## EXERCISE BRIEF
Show all lines holding the string "this".

## AVAILABLE DATA
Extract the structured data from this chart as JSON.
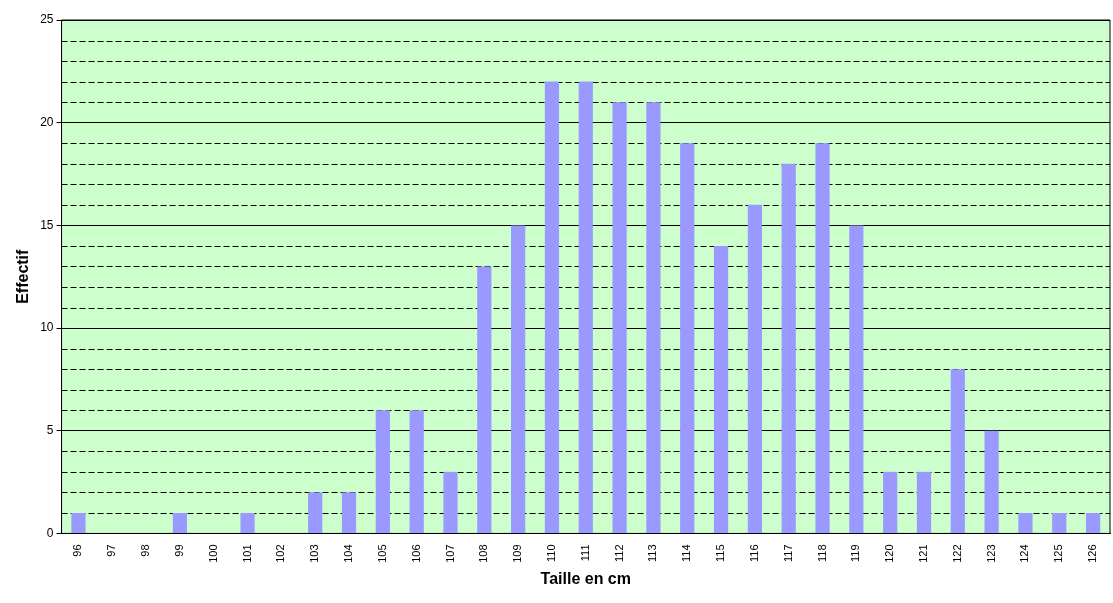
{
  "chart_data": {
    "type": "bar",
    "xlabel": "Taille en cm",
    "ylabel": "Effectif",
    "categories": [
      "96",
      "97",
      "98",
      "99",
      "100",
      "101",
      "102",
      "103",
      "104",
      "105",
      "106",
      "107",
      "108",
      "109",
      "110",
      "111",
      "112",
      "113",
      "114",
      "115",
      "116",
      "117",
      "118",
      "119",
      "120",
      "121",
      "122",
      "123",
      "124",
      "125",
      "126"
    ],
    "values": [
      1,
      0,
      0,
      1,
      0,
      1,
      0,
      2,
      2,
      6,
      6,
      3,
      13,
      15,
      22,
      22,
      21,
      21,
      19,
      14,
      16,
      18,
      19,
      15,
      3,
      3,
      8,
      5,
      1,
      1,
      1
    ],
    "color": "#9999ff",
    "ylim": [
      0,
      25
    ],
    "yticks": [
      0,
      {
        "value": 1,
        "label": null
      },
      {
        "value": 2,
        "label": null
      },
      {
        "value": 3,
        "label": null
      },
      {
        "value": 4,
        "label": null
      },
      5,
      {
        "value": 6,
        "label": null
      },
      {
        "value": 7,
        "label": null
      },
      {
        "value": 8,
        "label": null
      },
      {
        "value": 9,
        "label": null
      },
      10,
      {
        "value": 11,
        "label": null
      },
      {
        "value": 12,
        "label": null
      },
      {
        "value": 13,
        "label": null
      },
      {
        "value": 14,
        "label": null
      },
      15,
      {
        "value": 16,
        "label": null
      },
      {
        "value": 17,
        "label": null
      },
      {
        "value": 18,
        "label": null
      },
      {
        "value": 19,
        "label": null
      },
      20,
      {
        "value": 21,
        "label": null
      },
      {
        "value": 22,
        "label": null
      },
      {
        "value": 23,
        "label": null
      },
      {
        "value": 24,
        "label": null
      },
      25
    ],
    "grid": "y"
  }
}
==
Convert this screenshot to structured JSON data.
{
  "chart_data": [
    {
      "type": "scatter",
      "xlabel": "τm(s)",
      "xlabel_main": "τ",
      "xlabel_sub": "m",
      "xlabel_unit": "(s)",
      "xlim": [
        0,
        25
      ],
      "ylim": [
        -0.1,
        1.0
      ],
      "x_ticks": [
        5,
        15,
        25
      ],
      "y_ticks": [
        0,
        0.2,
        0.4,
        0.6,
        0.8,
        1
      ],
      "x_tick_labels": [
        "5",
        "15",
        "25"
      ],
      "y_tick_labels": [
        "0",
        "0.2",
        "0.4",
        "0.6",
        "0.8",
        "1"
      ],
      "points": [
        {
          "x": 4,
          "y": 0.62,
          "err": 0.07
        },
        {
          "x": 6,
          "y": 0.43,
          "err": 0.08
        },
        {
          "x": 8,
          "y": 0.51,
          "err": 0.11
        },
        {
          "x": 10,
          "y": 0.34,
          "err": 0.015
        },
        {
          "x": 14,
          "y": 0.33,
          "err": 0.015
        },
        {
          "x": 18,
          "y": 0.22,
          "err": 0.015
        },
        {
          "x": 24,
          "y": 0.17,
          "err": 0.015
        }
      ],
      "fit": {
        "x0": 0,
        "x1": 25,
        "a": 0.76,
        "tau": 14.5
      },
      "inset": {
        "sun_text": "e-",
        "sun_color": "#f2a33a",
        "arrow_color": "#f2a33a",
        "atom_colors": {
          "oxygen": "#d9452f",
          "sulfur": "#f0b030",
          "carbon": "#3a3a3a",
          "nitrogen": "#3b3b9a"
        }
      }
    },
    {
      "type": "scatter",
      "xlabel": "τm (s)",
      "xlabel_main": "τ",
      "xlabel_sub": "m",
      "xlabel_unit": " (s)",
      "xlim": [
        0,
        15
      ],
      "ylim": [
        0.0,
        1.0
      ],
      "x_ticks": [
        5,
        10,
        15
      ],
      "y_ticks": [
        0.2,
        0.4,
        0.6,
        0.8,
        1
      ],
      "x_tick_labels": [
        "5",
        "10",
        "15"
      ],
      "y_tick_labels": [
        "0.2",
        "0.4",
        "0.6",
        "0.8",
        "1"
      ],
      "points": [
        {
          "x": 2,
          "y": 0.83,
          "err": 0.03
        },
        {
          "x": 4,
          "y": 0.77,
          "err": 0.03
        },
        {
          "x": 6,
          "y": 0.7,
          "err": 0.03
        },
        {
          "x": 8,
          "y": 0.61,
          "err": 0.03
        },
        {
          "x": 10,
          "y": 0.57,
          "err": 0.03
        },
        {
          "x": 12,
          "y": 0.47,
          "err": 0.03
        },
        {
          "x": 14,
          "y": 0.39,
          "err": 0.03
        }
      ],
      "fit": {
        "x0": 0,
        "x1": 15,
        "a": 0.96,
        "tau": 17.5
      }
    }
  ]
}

## SOLVED EXERCISE
Extract the structured data from this chart as JSON.
Convert this screenshot to structured JSON data.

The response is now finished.